Data records
• • • • •
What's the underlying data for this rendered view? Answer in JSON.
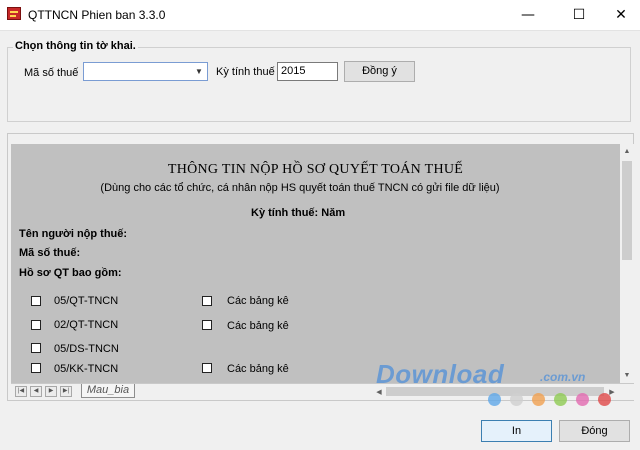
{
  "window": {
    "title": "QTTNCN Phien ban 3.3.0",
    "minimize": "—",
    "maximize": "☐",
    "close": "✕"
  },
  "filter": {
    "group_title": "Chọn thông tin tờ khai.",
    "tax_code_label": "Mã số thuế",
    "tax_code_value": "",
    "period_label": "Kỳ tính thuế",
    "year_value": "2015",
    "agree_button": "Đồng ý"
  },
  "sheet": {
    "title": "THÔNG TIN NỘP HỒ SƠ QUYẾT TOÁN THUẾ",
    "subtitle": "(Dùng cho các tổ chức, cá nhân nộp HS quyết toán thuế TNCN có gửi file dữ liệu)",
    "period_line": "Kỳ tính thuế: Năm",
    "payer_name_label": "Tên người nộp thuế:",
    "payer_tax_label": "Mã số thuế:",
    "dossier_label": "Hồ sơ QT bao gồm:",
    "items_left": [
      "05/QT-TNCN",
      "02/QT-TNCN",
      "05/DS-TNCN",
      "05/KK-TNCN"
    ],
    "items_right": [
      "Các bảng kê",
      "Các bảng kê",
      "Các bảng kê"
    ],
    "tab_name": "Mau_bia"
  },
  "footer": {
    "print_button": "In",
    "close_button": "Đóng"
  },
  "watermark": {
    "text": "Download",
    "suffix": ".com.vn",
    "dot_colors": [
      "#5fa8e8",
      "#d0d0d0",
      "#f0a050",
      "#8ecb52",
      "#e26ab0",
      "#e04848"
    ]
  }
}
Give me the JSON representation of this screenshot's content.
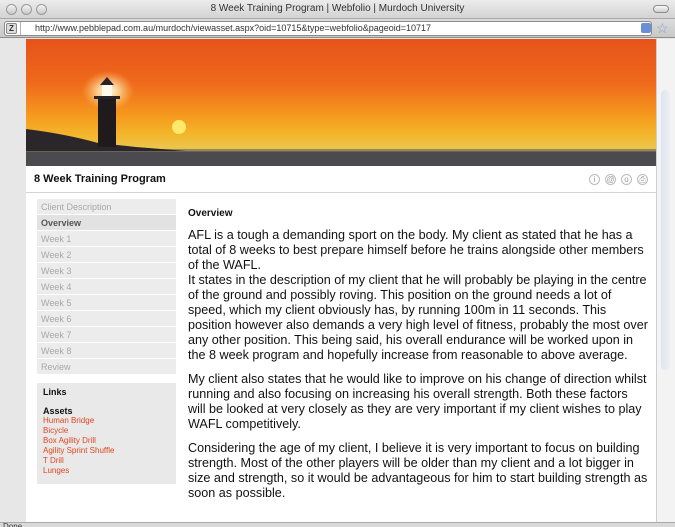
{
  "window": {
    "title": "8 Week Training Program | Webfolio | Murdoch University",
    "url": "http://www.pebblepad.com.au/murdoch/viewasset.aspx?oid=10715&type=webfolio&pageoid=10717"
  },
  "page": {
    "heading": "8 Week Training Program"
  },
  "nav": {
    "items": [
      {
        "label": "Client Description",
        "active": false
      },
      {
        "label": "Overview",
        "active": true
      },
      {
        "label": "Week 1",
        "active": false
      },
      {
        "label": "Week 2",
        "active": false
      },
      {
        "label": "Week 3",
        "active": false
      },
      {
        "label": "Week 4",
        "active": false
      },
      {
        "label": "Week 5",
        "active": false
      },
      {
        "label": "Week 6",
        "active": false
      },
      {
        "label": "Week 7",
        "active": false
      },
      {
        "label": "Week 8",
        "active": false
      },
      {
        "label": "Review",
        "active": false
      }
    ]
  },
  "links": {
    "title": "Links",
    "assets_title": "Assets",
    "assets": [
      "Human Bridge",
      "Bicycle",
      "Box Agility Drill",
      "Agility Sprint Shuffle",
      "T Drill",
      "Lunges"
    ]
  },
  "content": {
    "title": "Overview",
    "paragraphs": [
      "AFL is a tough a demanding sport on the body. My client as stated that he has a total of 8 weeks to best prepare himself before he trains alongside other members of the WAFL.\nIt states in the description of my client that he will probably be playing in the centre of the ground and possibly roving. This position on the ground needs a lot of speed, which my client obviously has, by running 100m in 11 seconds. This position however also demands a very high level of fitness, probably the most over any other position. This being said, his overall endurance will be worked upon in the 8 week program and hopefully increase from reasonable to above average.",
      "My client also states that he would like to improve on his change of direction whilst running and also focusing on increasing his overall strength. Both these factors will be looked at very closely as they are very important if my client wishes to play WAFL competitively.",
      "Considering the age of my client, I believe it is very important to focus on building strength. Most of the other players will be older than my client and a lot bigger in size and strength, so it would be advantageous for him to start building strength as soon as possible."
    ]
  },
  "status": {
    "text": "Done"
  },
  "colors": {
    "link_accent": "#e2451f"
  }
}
• • • • •
**Exercise objective:**
From the listing above, pick out every line containing "Agility".

**Task solution:**
      "Box Agility Drill",
      "Agility Sprint Shuffle",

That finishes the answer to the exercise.